### PROBLEM TO SOLVE
Transcribe the material below exactly as it appears.

### Figure record listings
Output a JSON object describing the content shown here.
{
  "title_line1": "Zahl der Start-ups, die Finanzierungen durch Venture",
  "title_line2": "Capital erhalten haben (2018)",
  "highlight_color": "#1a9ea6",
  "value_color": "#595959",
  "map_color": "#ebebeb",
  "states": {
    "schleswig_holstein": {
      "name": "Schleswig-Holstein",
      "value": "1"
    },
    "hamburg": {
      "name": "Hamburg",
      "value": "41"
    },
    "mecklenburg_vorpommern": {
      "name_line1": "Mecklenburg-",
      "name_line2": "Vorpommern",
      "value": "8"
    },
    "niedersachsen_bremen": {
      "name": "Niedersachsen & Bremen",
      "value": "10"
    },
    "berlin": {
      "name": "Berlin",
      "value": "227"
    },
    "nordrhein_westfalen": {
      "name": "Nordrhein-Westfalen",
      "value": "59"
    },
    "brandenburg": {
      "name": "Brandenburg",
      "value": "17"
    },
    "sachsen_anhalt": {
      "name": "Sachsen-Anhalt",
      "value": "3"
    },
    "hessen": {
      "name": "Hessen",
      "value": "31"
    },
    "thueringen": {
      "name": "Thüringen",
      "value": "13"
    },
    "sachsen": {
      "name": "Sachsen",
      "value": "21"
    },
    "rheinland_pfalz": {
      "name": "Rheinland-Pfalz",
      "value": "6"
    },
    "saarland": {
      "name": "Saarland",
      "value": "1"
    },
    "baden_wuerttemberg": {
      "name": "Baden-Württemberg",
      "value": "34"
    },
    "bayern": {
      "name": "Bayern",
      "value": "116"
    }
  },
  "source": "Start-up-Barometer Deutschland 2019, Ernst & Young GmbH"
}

### THE COMPLETED TASK
Output a JSON object describing the content shown here.
{
  "title_line1": "Zahl der Start-ups, die Finanzierungen durch Venture",
  "title_line2": "Capital erhalten haben (2018)",
  "highlight_color": "#1a9ea6",
  "value_color": "#595959",
  "map_color": "#ebebeb",
  "states": {
    "schleswig_holstein": {
      "name": "Schleswig-Holstein",
      "value": "1"
    },
    "hamburg": {
      "name": "Hamburg",
      "value": "41"
    },
    "mecklenburg_vorpommern": {
      "name_line1": "Mecklenburg-",
      "name_line2": "Vorpommern",
      "value": "8"
    },
    "niedersachsen_bremen": {
      "name": "Niedersachsen & Bremen",
      "value": "10"
    },
    "berlin": {
      "name": "Berlin",
      "value": "227"
    },
    "nordrhein_westfalen": {
      "name": "Nordrhein-Westfalen",
      "value": "59"
    },
    "brandenburg": {
      "name": "Brandenburg",
      "value": "17"
    },
    "sachsen_anhalt": {
      "name": "Sachsen-Anhalt",
      "value": "3"
    },
    "hessen": {
      "name": "Hessen",
      "value": "31"
    },
    "thueringen": {
      "name": "Thüringen",
      "value": "13"
    },
    "sachsen": {
      "name": "Sachsen",
      "value": "21"
    },
    "rheinland_pfalz": {
      "name": "Rheinland-Pfalz",
      "value": "6"
    },
    "saarland": {
      "name": "Saarland",
      "value": "1"
    },
    "baden_wuerttemberg": {
      "name": "Baden-Württemberg",
      "value": "34"
    },
    "bayern": {
      "name": "Bayern",
      "value": "116"
    }
  },
  "source": "Start-up-Barometer Deutschland 2019, Ernst & Young GmbH"
}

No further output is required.